▶ **Given passage**
....

The QAnon Movement Isn’t Dead. From What I Saw in Dallas, It’s Just Evolving.
Politics & Policy
The outlandish conspiracy theory has made legions of believers into political activists. And the Texas GOP benefits from that.
In the year 1190, the Holy Roman Emperor Frederick Barbarossa, amid an arduous overland trek to Jerusalem, arrived with his army at the Saleph River, in what is today southern Turkey. He drowned in waist-high water, according to some accounts, weighed down by his armor. Crusades are a dangerous business.
Sidney Powell, crusading lawyer of Dallas, is drowning much closer to home. It’s late May, Memorial Day weekend, and she’s speaking to a crowd of nearly a thousand self-described truth seekers. “Truth is the armor of God,” she tells the rapt audience at Eddie Deen’s Ranch, a kitschy wedding and event venue in an awkward corner of the city’s gargantuan convention-center complex. “Deception is destroying this country,” she says. Heathens and unbelievers are “terrified, absolutely terrified of the truth.”
Powell is one of the stars of the “For God & Country Patriot Roundup,” a three-day conference with ties to QAnon where the followers of Q will ponder, among other weighty subjects, the dangerous infiltration of Jews and members of the Chinese Communist party into American institutions; the nation’s secret space program; the growing number of karate dojos owned by child-traffickers; and the possibility of kickstarting a military coup to remove Satan-worshipping pedophiles from government. In between, they’ll hear from prominent figures in the Texas GOP. Boxed lunches will be provided.
Of the tens of speakers, though, only Powell is in a position to deliver the catharsis the crowd needs. She won fame as the most animated member of former president Donald Trump’s legal team during the interregnum between the 2020 election and Joe Biden’s inauguration—so animated that Trump eventually disavowed her. For those who believe the last election was a fraud of world-historic proportions, Powell was the keeper of the “kraken,” a mythological sea monster, which would be “unleashed” at any moment, with undeniable evidence of a sweeping conspiracy, and Trump would be returned to the White House. That, of course, did not happen. One might expect that her biggest fans would be wondering why.
This is the biggest Q get-together since—well, since the storming of the U.S. Capitol building in January, in which five people died. And here’s what Powell’s got that will bring the shaky edifice of the deep state tumbling down: Mike Lindell—that’s the proprietor of MyPillow.com, for the uninitiated—has been working “on evidence of actual votes being flipped,” Powell says. “That’s still being verified.” The election audit currently underway in Arizona, she promises, will “find evidence of four hundred to five hundred thousand fraudulent votes for Biden.” That would be enough evidence for the legislature to “decertify the election.” That, combined with events elsewhere, could mean that Trump would be reinstated as president in August.

....

▶ **Short exercise A**
Repeat the passage of the QAnon article that begins with the words "This is the" and ends with "president in August.", copying it word for word.
▶ **Short exercise B**
Reproduce the rows exactly as they appear, starting with the first row and ending with the row that contains "svg-text:惠: 惠 (389, 714, 419, 741)", including both.
The rows below have no connection to the article about the QAnon movement.

....

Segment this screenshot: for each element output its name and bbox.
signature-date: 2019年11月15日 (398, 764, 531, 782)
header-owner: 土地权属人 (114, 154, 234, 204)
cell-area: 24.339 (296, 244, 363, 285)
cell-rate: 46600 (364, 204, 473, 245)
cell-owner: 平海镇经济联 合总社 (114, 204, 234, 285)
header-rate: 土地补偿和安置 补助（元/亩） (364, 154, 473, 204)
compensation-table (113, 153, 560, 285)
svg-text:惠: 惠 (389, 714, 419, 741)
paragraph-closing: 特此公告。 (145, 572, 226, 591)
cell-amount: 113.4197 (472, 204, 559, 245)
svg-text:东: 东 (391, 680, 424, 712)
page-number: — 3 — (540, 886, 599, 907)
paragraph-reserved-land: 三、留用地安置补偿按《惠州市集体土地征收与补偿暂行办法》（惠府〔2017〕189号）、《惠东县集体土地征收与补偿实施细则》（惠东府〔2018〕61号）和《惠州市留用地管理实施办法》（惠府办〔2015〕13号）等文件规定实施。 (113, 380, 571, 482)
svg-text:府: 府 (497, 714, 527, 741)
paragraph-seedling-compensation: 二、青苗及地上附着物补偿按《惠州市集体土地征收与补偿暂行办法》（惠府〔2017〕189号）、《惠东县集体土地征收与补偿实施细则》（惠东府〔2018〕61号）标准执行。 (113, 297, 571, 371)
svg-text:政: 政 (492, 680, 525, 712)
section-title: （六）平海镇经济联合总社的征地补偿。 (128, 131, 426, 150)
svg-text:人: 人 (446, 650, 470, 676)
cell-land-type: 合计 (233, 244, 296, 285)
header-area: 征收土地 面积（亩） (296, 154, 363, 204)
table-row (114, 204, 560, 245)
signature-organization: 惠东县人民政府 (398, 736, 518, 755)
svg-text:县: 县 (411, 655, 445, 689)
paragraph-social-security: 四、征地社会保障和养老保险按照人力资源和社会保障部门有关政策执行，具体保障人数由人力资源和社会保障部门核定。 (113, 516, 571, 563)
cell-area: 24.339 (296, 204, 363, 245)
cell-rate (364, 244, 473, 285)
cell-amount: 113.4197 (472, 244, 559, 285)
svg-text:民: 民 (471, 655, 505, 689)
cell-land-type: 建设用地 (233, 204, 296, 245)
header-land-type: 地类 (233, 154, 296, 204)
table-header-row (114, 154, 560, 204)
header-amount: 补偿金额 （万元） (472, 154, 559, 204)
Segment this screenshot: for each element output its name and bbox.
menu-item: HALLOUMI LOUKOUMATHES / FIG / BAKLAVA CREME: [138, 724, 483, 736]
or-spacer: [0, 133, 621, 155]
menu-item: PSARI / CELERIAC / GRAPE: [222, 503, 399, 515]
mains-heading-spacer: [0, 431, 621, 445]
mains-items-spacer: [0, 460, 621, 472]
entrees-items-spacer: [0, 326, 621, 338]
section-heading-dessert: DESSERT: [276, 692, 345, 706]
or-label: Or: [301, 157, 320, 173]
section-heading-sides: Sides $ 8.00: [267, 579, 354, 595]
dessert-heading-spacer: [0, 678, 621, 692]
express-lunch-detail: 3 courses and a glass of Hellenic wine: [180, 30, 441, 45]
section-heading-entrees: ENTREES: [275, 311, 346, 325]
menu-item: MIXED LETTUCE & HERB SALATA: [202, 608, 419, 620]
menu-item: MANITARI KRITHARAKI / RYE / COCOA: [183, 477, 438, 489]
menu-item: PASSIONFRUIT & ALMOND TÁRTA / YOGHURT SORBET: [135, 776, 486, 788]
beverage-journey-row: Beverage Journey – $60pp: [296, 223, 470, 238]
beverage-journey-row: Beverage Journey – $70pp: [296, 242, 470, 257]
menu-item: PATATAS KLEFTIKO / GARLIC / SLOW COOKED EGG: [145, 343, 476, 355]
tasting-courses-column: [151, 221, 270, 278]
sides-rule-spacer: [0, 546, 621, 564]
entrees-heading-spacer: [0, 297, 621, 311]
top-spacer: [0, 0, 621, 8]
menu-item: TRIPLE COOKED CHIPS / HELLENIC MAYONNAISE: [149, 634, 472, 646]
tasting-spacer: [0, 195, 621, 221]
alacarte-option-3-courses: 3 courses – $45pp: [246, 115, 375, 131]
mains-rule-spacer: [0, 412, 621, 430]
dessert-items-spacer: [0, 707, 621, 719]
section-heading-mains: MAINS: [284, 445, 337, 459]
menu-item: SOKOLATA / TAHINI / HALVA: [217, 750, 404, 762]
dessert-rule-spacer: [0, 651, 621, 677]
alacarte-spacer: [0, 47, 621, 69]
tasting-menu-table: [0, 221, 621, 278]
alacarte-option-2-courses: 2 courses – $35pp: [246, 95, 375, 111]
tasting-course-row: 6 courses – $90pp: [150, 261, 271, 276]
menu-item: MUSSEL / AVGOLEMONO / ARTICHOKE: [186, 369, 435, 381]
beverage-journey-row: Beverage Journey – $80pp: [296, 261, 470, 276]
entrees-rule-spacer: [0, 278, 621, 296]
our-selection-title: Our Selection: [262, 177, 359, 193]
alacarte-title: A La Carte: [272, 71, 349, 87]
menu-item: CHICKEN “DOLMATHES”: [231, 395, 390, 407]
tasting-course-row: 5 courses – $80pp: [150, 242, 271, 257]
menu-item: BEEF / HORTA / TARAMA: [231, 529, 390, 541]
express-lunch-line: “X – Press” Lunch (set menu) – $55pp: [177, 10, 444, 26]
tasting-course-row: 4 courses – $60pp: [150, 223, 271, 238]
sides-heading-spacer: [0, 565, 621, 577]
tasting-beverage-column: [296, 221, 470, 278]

....

▶ **Task answer A**
This is the biggest Q get-together since—well, since the storming of the U.S. Capitol building in January, in which five people died. And here’s what Powell’s got that will bring the shaky edifice of the deep state tumbling down: Mike Lindell—that’s the proprietor of MyPillow.com, for the uninitiated—has been working “on evidence of actual votes being flipped,” Powell says. “That’s still being verified.” The election audit currently underway in Arizona, she promises, will “find evidence of four hundred to five hundred thousand fraudulent votes for Biden.” That would be enough evidence for the legislature to “decertify the election.” That, combined with events elsewhere, could mean that Trump would be reinstated as president in August.

▶ **Task answer B**
Segment this screenshot: for each element output its name and bbox.
signature-date: 2019年11月15日 (398, 764, 531, 782)
header-owner: 土地权属人 (114, 154, 234, 204)
cell-area: 24.339 (296, 244, 363, 285)
cell-rate: 46600 (364, 204, 473, 245)
cell-owner: 平海镇经济联 合总社 (114, 204, 234, 285)
header-rate: 土地补偿和安置 补助（元/亩） (364, 154, 473, 204)
compensation-table (113, 153, 560, 285)
svg-text:惠: 惠 (389, 714, 419, 741)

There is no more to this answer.